» **Textauszug**
>>>>
# Besuche auf Internetseiten überprüfen / nachschauen?!



## D_sign (12. Oktober 2011)

Hallo zusammen,
Es gibt doch bestimmt eine Möglichkeit, nachzuschauen wann wieviele Besucher auf meiner Internetseite waren. Sie ist allerdings nicht bei mir lokal gehostet.
Kann mir da einer helfen oder ein paar Suchtipps geben?
Danke im Vorraus
D.sign


----------



## sheel (12. Oktober 2011)

Hi und Willkommen bei tutorials.de 

Hat dein Hoster PHP und Datenbanken im Angebot?


----------



## D_sign (12. Oktober 2011)

danke für die Begrüßung
 habe mir piwik heruntegeladen und um auf deine fage ncoheinmal zurückzukommen, ja mein hoster bietet diese anforderungen.


----------



## sheel (12. Oktober 2011)

Die einfachste Verfahrensvariante:
Eine Tabelle mit einer Spalte/Zeile anlegen, eine einzige Zahl.
Ind er Startseite per PHP die Zahl um eins erhöhen.

Etwas komplizierter:
1) Die verschiedenen Unterseiten mit einbeziehen (Seiten-ID, eine Zahl pro Seite)
2) Wenn jemand schnell hintereinander die Seite immer wieder aufruft, trotzdem den einen Mensch nur einmal zählen (Cookies oder so).

edit: Seh grad, dass der Thread nicht in PHP ist 
Es gibt natürlich auch fertige Lösungen, die einiges mehr können als etwas selbst/schnell gemachtes.
zB. stats4free, ohne jetzt Werbung machen zu wollen.


----------



## D_sign (12. Oktober 2011)

cool, danke für die Mühe. ich geh das mal mit meinem Kollegen durch


----------



## sheel (12. Oktober 2011)

Nochmal von oben, falls du es übersehen hast:
Ich war von Anfang an der Meinung, dass du selber Programmieren willst.
Wenn nicht, gibts auch fertige Sachen, zB. stats4free.
Kann eindeutig mehr als ein 10-min-PHP-Skript.
Könnte man natürlich alles selbst nachbauen, dauert aber länger.


----------



## KireSchattenhaar (17. Oktober 2011)

Ich würde dir ja raten Analytics zu nutzen. Ist kostenlos und sehr einfach zu nutzen. Du musst lediglich deinen Analytics-Code (bekommst du wenn du deinen Account angelegt hast) in deiner Website platzieren (ist ein JS-Code, also einfach script-tag im Header, rein und fertig) und dann kann es auch schon losgehen.


----------
<<<<
» **Datenabschnitt**
>>>>
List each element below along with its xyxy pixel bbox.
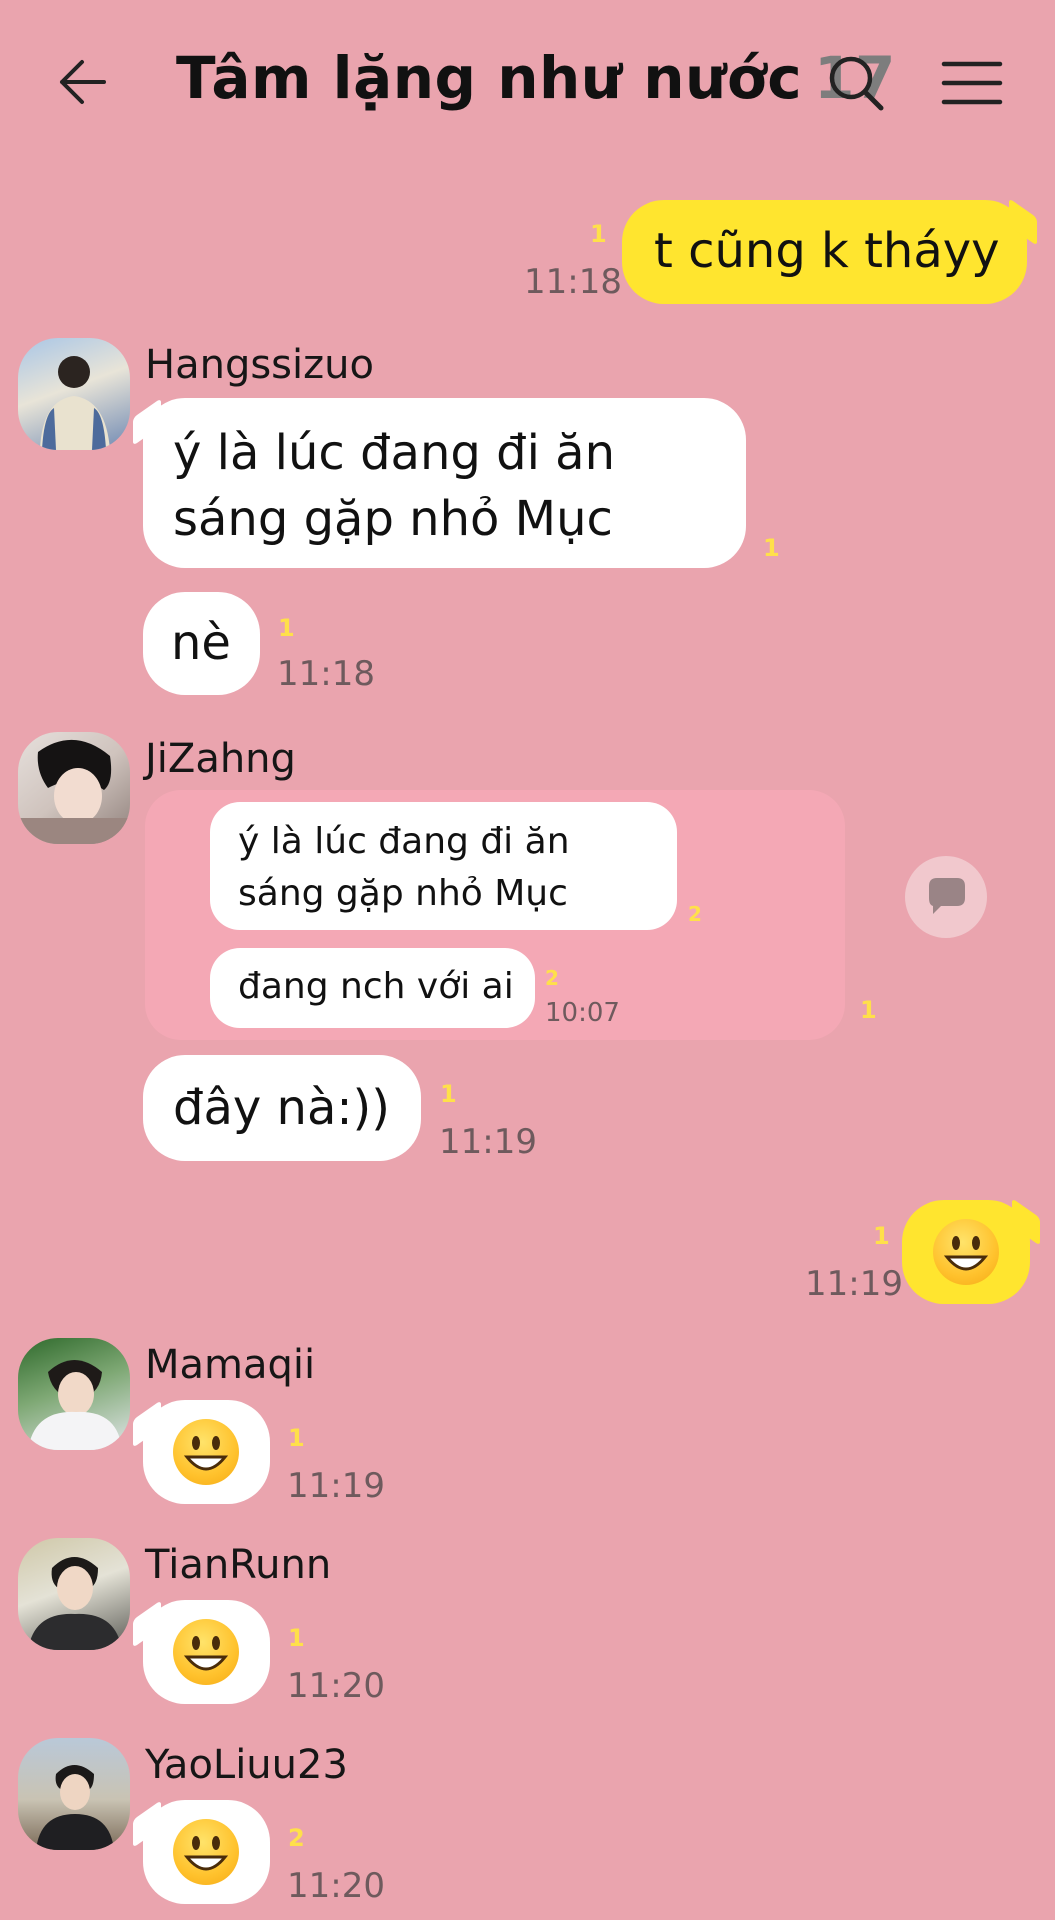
<<<<
» **Aufgabenstellung A**
Überarbeiten Sie im Forumsthread alles von „Nochmal von oben, falls“ bis hinunter zu „als ein 10-min-PHP-Skript.“ und setzen Sie dabei „fertige Lösungen“ an die Stelle von „fertige Sachen“.
» **Aufgabenstellung B**
An welcher Stelle der Website soll der Analytics-Code laut dem Forumsthread als script-Tag eingefügt werden?
» **Aufgabenstellung C**
Führen Sie alle Benutzernamen auf, unter denen im Forumsthread Beiträge verfasst wurden.
Stützen Sie sich ausschließlich auf den Forumsthread.

» **Lösung A**
Nochmal von oben, falls du es übersehen hast:
Ich war von Anfang an der Meinung, dass du selber Programmieren willst.
Wenn nicht, gibts auch fertige Lösungen, zB. stats4free.
Kann eindeutig mehr als ein 10-min-PHP-Skript.

» **Lösung B**
Im Header der Website.

» **Lösung C**
D_sign, sheel, KireSchattenhaar